## AIM OF THE TASK
Check each line for the string "国家统计局", then give only how many lines have it.

## DATA ROWS

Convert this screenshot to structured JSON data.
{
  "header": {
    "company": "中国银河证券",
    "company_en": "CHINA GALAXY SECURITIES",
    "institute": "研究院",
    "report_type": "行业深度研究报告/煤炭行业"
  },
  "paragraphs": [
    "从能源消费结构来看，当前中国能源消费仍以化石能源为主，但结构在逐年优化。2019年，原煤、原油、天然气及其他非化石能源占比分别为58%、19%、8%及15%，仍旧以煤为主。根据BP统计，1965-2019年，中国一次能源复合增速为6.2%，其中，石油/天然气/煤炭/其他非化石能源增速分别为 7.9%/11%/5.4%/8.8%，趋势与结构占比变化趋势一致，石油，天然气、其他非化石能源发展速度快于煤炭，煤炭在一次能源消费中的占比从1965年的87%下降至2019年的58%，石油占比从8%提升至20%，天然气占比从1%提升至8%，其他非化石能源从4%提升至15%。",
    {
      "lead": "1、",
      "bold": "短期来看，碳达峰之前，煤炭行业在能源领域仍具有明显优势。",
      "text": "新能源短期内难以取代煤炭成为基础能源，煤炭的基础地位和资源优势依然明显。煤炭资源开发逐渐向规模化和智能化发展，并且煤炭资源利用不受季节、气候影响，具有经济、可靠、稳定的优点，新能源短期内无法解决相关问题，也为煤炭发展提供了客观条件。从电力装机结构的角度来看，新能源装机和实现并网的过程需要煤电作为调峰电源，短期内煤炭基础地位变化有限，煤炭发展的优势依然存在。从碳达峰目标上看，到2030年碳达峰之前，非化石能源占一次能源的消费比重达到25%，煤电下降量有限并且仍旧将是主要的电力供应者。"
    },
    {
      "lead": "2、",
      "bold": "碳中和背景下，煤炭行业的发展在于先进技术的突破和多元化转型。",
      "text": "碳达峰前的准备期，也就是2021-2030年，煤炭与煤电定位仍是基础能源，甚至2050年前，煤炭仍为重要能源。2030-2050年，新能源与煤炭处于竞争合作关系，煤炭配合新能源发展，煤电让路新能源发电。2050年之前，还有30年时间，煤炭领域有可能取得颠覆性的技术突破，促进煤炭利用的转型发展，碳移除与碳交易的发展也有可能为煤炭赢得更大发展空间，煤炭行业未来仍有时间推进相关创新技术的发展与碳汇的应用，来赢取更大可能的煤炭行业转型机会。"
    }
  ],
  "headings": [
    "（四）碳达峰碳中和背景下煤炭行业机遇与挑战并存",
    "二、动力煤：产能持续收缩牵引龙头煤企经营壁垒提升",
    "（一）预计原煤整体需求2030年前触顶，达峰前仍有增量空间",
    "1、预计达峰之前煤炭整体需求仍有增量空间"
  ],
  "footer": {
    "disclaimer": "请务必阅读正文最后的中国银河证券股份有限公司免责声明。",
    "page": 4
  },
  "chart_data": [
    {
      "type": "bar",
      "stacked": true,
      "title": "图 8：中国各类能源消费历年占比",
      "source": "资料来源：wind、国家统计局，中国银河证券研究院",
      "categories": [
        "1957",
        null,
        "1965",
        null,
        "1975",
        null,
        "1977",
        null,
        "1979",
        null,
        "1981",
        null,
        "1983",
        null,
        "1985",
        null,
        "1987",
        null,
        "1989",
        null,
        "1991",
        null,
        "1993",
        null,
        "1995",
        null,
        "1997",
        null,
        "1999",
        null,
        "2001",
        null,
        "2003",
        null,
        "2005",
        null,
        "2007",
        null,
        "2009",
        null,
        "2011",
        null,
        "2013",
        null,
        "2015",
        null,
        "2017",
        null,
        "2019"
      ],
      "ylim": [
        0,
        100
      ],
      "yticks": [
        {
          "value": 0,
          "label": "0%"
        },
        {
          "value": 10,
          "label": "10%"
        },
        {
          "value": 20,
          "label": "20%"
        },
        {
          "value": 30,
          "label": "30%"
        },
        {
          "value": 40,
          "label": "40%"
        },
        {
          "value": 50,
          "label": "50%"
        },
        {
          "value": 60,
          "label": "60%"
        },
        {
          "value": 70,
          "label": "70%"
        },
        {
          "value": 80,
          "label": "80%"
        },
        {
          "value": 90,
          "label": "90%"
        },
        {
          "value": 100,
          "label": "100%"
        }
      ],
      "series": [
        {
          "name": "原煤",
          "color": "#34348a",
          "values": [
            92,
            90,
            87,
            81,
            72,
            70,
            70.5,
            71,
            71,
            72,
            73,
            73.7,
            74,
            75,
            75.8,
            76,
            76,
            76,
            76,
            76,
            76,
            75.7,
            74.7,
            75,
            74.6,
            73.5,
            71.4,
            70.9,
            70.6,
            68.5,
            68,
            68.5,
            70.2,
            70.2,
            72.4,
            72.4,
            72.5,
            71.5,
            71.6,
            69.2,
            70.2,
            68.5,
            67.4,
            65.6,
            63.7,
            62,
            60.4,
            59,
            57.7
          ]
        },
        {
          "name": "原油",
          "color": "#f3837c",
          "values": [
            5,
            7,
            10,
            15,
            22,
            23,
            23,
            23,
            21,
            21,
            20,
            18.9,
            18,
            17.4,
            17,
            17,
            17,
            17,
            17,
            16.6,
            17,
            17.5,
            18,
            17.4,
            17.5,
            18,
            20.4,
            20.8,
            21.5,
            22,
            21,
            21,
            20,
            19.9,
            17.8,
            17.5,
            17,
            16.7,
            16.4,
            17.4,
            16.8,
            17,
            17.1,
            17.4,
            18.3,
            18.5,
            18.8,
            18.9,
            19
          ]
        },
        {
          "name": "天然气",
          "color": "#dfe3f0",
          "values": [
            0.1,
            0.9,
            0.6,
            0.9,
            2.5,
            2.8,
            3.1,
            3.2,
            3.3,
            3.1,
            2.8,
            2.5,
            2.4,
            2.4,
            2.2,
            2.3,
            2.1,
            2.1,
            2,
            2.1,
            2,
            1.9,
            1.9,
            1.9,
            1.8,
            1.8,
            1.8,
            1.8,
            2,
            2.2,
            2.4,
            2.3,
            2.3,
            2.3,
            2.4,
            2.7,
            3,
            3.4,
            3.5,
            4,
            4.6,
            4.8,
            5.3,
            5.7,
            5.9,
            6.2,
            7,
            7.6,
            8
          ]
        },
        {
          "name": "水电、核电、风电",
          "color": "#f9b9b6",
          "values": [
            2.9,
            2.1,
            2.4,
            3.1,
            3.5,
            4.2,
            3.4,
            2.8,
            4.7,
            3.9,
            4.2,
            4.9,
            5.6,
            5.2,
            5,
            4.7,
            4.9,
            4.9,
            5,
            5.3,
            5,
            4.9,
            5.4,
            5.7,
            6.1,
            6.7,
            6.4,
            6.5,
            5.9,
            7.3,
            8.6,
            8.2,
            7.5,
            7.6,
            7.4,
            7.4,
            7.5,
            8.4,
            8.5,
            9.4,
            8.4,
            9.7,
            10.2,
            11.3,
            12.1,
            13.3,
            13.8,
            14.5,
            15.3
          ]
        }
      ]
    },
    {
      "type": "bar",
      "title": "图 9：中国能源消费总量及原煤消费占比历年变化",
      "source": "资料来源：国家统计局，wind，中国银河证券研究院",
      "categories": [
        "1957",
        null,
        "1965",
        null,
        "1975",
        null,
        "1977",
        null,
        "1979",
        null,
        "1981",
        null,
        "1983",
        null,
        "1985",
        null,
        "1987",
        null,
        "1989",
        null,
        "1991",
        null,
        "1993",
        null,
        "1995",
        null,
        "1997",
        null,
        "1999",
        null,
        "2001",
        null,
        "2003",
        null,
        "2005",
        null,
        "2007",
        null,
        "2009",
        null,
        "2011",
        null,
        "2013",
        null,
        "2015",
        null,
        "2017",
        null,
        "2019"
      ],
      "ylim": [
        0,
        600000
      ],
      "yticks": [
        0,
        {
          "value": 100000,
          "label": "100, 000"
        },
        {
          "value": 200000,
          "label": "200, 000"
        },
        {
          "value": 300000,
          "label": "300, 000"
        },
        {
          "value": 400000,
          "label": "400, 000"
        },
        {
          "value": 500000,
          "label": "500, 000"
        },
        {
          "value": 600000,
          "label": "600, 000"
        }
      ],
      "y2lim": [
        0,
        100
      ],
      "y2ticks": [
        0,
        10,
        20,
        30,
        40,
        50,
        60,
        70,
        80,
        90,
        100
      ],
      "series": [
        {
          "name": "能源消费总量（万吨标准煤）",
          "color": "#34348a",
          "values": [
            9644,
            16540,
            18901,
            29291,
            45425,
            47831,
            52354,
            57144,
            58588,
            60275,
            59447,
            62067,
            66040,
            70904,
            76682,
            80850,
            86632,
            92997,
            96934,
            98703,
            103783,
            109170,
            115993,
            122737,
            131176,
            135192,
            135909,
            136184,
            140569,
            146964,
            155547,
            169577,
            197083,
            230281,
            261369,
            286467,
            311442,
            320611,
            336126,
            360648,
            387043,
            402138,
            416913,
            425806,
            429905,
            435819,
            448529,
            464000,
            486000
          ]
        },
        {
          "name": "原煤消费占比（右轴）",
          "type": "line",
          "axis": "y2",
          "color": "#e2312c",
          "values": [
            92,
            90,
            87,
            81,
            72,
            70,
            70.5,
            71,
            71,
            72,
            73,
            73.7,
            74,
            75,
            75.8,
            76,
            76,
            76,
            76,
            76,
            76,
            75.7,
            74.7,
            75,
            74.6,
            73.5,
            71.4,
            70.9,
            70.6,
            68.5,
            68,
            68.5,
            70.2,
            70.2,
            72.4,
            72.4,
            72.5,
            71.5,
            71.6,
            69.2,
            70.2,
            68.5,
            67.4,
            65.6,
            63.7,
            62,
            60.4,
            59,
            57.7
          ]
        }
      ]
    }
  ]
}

## FINAL RESULT
2